## Start Provided material

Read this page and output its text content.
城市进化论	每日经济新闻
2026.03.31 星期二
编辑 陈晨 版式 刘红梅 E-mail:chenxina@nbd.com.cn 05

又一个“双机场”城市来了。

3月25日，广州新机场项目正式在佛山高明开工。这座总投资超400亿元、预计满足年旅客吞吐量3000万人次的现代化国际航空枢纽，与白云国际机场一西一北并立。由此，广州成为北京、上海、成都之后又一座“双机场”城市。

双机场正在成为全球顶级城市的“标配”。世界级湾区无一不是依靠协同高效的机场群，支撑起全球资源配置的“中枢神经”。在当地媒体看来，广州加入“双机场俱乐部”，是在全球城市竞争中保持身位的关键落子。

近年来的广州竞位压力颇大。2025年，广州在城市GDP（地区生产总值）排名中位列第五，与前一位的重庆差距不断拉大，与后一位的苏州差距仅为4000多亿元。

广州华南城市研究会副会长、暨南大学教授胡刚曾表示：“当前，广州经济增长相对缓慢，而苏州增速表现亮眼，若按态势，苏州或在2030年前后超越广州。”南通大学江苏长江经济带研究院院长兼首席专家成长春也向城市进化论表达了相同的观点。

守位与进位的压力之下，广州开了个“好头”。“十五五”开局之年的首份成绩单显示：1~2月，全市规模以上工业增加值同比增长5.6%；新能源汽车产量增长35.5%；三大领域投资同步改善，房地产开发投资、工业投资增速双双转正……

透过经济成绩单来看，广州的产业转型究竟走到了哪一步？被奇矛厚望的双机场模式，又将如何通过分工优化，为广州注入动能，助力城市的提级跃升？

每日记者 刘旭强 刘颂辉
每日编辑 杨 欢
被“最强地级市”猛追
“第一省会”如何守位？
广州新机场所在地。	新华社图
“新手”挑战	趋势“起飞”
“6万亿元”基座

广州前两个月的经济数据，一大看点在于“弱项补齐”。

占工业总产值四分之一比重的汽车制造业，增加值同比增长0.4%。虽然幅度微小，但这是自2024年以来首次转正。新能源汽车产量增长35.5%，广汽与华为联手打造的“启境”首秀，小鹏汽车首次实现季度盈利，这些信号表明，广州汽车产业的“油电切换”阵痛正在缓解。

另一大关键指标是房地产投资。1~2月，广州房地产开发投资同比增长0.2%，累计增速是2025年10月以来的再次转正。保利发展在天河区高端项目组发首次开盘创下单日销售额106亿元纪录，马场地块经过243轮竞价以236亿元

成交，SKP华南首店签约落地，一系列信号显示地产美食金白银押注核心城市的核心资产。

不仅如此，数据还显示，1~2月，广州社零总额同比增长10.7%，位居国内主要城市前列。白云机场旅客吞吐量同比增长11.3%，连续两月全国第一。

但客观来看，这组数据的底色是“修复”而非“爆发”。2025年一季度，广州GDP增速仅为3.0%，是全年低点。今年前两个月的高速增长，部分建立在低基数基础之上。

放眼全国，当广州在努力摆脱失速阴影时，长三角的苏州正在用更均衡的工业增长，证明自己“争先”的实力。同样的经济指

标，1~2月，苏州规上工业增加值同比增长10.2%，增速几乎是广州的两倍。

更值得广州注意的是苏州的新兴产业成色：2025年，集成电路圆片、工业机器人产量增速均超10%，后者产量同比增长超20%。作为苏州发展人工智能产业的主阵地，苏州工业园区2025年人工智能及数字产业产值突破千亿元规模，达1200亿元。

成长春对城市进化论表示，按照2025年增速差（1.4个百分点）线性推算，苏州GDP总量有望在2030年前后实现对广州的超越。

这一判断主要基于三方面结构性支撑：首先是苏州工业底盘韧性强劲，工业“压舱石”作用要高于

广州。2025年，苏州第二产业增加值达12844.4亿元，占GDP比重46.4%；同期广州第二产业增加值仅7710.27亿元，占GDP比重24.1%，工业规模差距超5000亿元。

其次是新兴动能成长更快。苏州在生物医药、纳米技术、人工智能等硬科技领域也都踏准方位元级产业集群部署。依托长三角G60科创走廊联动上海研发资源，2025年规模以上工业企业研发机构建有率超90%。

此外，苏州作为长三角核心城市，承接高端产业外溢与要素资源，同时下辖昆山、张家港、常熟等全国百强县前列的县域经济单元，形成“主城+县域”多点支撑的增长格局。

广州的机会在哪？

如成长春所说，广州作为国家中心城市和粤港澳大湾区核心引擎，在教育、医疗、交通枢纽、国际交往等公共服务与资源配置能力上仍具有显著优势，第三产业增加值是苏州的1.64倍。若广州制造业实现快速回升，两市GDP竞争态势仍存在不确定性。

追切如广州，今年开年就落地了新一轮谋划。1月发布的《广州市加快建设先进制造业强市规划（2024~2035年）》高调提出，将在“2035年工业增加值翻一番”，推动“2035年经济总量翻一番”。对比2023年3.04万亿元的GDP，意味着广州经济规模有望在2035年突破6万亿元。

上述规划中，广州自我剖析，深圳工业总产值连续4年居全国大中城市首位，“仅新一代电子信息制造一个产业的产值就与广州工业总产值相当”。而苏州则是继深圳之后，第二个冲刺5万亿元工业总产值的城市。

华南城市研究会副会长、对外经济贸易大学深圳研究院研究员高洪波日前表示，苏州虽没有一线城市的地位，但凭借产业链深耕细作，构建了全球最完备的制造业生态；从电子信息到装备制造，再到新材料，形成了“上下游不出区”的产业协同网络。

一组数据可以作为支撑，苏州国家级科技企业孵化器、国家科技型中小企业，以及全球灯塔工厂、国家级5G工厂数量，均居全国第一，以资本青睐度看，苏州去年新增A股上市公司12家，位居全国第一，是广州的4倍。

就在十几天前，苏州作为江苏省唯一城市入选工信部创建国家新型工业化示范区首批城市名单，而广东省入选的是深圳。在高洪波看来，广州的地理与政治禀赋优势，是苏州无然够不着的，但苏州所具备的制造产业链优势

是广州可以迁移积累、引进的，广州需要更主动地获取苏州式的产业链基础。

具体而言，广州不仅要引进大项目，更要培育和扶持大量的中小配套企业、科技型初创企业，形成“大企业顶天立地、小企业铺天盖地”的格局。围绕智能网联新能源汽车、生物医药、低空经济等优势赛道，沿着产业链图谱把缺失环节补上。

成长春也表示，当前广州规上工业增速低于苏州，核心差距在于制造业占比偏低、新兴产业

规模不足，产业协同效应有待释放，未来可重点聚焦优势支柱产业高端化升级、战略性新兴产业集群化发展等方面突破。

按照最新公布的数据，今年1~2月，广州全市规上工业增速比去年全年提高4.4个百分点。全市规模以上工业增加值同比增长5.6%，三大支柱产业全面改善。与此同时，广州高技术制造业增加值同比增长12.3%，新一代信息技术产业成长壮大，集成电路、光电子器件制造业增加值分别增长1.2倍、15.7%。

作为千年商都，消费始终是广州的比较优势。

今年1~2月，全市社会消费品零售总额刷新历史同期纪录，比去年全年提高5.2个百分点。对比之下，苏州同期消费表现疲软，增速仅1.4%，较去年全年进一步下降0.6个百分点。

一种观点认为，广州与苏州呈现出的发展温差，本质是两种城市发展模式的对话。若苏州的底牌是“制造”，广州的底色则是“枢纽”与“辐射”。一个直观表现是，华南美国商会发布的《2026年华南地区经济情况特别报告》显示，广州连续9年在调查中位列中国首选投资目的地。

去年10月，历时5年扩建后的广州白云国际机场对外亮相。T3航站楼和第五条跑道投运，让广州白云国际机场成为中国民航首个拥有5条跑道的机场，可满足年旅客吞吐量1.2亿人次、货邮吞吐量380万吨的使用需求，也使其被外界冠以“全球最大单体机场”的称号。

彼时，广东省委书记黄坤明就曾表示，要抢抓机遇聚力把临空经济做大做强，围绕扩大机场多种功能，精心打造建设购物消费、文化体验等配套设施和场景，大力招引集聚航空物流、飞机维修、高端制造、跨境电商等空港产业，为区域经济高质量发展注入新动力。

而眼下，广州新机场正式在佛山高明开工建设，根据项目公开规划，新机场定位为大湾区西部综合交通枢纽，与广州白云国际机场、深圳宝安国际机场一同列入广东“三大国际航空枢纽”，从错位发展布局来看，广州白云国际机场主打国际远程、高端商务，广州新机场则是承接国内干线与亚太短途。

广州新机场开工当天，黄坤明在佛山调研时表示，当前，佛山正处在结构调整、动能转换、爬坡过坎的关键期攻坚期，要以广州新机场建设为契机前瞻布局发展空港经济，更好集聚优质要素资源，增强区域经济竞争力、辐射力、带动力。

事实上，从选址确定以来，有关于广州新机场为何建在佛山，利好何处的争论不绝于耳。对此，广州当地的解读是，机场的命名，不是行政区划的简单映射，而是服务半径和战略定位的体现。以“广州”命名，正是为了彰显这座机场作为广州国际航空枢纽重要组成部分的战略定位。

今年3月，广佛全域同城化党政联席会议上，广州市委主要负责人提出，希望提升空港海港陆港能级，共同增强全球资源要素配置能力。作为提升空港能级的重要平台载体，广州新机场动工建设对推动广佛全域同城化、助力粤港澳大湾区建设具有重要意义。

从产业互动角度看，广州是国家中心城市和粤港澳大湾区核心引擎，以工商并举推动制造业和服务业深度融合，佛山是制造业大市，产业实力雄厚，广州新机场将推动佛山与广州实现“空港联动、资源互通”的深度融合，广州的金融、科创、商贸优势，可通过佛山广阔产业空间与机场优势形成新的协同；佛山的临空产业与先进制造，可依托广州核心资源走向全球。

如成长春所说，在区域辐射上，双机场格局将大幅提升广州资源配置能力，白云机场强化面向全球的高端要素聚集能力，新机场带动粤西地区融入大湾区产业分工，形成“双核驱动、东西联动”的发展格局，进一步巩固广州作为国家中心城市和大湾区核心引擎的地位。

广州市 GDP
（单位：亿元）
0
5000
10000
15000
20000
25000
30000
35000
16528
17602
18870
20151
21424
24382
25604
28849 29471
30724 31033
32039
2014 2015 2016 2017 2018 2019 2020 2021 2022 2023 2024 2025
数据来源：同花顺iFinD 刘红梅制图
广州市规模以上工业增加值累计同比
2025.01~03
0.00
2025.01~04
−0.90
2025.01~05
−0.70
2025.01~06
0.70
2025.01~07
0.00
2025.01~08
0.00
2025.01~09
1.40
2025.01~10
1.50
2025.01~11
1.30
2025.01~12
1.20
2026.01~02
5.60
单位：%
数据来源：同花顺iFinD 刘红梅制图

## End Provided material

**Given task:** Find each line with the string "如成长春所说" and copy it out.

**Answer to the exercise:**
如成长春所说，广州作为国家中心城市和粤港澳大湾区核心引擎，在教育、医疗、交通枢纽、国际交往等公共服务与资源配置能力上仍具有显著优势，第三产业增加值是苏州的1.64倍。若广州制造业实现快速回升，两市GDP竞争态势仍存在不确定性。
如成长春所说，在区域辐射上，双机场格局将大幅提升广州资源配置能力，白云机场强化面向全球的高端要素聚集能力，新机场带动粤西地区融入大湾区产业分工，形成“双核驱动、东西联动”的发展格局，进一步巩固广州作为国家中心城市和大湾区核心引擎的地位。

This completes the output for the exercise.